(Collected data entries)
[Begin]

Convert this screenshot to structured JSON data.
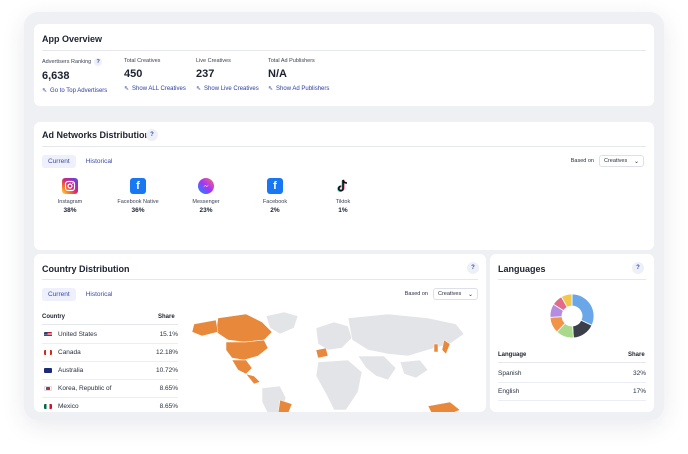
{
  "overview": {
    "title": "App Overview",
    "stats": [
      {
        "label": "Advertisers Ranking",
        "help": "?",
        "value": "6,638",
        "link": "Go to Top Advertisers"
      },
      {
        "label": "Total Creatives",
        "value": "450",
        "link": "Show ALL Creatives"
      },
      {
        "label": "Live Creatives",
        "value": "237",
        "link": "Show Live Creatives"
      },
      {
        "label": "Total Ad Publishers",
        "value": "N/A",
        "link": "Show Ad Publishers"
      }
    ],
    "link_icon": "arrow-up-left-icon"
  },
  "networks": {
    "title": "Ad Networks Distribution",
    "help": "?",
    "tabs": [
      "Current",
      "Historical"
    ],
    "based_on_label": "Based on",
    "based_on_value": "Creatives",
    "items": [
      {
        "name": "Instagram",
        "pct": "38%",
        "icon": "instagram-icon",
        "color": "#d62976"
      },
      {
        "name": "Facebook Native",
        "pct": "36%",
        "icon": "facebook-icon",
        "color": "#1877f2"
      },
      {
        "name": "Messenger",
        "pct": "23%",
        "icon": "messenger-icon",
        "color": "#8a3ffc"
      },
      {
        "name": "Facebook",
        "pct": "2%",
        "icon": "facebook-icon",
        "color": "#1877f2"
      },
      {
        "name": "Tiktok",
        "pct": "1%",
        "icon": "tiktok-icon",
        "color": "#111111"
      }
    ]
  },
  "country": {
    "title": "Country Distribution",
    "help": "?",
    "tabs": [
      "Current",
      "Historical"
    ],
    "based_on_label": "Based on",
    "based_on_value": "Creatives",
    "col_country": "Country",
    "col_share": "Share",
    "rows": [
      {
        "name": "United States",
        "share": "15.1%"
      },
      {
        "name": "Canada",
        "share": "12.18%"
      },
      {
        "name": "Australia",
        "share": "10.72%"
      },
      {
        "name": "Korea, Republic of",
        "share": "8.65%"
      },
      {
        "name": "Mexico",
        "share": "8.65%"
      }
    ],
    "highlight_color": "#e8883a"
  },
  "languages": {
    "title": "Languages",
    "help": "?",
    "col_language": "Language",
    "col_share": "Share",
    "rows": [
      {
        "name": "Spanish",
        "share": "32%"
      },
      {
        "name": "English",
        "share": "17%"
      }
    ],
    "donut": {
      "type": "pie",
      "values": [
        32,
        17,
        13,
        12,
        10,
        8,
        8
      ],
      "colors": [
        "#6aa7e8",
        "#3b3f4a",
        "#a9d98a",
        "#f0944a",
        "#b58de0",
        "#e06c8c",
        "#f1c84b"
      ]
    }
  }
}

[End]

**What is needed:** Leave out the pictures, and give all the records again exactly.

**Result of this task:**
Convert this screenshot to structured JSON data.
{
  "overview": {
    "title": "App Overview",
    "stats": [
      {
        "label": "Advertisers Ranking",
        "help": "?",
        "value": "6,638",
        "link": "Go to Top Advertisers"
      },
      {
        "label": "Total Creatives",
        "value": "450",
        "link": "Show ALL Creatives"
      },
      {
        "label": "Live Creatives",
        "value": "237",
        "link": "Show Live Creatives"
      },
      {
        "label": "Total Ad Publishers",
        "value": "N/A",
        "link": "Show Ad Publishers"
      }
    ],
    "link_icon": "arrow-up-left-icon"
  },
  "networks": {
    "title": "Ad Networks Distribution",
    "help": "?",
    "tabs": [
      "Current",
      "Historical"
    ],
    "based_on_label": "Based on",
    "based_on_value": "Creatives",
    "items": [
      {
        "name": "Instagram",
        "pct": "38%",
        "icon": "instagram-icon",
        "color": "#d62976"
      },
      {
        "name": "Facebook Native",
        "pct": "36%",
        "icon": "facebook-icon",
        "color": "#1877f2"
      },
      {
        "name": "Messenger",
        "pct": "23%",
        "icon": "messenger-icon",
        "color": "#8a3ffc"
      },
      {
        "name": "Facebook",
        "pct": "2%",
        "icon": "facebook-icon",
        "color": "#1877f2"
      },
      {
        "name": "Tiktok",
        "pct": "1%",
        "icon": "tiktok-icon",
        "color": "#111111"
      }
    ]
  },
  "country": {
    "title": "Country Distribution",
    "help": "?",
    "tabs": [
      "Current",
      "Historical"
    ],
    "based_on_label": "Based on",
    "based_on_value": "Creatives",
    "col_country": "Country",
    "col_share": "Share",
    "rows": [
      {
        "name": "United States",
        "share": "15.1%"
      },
      {
        "name": "Canada",
        "share": "12.18%"
      },
      {
        "name": "Australia",
        "share": "10.72%"
      },
      {
        "name": "Korea, Republic of",
        "share": "8.65%"
      },
      {
        "name": "Mexico",
        "share": "8.65%"
      }
    ],
    "highlight_color": "#e8883a"
  },
  "languages": {
    "title": "Languages",
    "help": "?",
    "col_language": "Language",
    "col_share": "Share",
    "rows": [
      {
        "name": "Spanish",
        "share": "32%"
      },
      {
        "name": "English",
        "share": "17%"
      }
    ],
    "donut": {
      "type": "pie",
      "values": [
        32,
        17,
        13,
        12,
        10,
        8,
        8
      ],
      "colors": [
        "#6aa7e8",
        "#3b3f4a",
        "#a9d98a",
        "#f0944a",
        "#b58de0",
        "#e06c8c",
        "#f1c84b"
      ]
    }
  }
}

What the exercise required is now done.